Go through the lines below and copy each one that holds the string "Vladimir".

Entries shown |
* * * * * * * * *

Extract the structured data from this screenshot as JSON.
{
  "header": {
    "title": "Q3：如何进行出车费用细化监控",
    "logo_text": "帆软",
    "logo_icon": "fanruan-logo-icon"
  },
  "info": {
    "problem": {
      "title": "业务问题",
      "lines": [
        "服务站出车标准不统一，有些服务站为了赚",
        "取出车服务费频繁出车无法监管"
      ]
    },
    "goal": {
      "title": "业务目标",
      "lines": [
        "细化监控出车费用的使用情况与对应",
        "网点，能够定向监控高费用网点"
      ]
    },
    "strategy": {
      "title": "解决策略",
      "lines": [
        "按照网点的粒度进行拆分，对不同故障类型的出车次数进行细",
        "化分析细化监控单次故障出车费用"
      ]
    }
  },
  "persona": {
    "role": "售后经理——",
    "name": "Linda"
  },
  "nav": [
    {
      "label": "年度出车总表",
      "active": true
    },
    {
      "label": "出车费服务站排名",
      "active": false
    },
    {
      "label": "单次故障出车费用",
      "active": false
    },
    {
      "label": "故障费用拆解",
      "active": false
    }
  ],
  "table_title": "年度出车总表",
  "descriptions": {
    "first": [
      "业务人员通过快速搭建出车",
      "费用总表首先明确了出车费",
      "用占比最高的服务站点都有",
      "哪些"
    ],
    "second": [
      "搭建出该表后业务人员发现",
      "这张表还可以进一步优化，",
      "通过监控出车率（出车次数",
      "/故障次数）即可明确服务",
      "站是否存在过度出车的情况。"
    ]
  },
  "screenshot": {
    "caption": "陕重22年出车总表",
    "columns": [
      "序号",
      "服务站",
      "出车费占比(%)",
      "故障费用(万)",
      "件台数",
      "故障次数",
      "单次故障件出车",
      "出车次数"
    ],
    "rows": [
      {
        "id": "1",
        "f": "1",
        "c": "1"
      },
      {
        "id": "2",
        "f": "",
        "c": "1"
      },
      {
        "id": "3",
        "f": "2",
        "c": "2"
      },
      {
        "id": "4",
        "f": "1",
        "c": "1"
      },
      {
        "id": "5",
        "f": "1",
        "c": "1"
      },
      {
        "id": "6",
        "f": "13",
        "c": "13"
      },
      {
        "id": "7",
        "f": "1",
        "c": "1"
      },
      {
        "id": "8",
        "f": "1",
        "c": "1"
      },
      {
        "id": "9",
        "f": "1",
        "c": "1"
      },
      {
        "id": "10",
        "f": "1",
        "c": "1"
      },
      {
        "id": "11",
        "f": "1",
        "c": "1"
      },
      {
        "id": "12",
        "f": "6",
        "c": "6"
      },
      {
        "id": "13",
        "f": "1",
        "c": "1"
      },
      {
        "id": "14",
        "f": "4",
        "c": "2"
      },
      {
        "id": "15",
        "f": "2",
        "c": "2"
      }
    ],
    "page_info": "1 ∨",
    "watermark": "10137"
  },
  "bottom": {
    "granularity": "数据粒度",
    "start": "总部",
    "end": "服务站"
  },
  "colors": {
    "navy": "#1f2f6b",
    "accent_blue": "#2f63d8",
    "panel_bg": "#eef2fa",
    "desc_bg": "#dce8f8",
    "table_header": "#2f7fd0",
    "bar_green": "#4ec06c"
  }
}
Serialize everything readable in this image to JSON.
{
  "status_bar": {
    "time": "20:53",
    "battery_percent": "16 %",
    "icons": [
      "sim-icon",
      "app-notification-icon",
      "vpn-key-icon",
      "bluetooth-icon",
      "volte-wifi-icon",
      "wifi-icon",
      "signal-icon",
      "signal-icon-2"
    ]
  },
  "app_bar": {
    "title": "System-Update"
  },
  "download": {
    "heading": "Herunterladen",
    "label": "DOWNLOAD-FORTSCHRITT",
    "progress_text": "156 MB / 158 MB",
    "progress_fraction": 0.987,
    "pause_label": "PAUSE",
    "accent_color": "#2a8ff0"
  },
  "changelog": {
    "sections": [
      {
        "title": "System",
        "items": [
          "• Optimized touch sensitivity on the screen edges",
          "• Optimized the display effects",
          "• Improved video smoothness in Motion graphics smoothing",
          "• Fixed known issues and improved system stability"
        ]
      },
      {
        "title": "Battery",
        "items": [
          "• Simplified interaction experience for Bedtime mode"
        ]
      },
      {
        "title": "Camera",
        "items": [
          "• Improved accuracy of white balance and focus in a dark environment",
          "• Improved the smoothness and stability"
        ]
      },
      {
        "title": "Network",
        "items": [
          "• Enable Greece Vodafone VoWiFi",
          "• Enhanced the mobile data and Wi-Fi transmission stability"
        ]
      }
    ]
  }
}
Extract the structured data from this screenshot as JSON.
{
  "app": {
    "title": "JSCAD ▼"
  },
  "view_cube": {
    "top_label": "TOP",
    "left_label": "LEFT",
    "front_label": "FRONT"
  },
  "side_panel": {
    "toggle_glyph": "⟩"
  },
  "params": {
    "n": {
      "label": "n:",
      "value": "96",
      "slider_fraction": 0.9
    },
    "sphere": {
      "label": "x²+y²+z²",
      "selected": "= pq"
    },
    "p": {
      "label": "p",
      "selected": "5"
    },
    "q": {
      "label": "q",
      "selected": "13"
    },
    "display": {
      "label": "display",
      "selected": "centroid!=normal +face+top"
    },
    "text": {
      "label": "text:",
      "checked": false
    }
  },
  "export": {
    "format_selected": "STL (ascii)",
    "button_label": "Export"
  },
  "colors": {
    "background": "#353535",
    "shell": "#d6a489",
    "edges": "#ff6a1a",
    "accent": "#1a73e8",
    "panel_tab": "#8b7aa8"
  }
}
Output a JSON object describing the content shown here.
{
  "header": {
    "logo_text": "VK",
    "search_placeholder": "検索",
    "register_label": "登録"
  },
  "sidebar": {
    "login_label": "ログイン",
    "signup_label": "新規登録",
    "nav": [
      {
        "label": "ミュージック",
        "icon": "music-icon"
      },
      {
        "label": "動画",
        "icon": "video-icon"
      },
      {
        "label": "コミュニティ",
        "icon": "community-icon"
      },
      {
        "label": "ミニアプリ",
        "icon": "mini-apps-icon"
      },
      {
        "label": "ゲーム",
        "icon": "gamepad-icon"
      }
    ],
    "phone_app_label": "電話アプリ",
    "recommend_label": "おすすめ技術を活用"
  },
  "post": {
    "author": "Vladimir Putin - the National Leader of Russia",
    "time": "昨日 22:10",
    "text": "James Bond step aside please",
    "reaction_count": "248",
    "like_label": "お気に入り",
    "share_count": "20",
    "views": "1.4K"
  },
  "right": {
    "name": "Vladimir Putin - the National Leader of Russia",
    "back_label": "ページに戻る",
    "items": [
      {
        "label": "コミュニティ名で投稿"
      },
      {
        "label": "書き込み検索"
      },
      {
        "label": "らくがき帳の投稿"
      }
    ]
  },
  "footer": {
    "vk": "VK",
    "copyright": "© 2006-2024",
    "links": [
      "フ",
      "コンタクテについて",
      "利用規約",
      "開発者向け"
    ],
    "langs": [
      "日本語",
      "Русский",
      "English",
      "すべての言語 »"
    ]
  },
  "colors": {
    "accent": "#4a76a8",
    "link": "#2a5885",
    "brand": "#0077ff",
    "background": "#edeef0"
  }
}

* * * * * * * * *

Problem solution |
    "author": "Vladimir Putin - the National Leader of Russia",
    "name": "Vladimir Putin - the National Leader of Russia",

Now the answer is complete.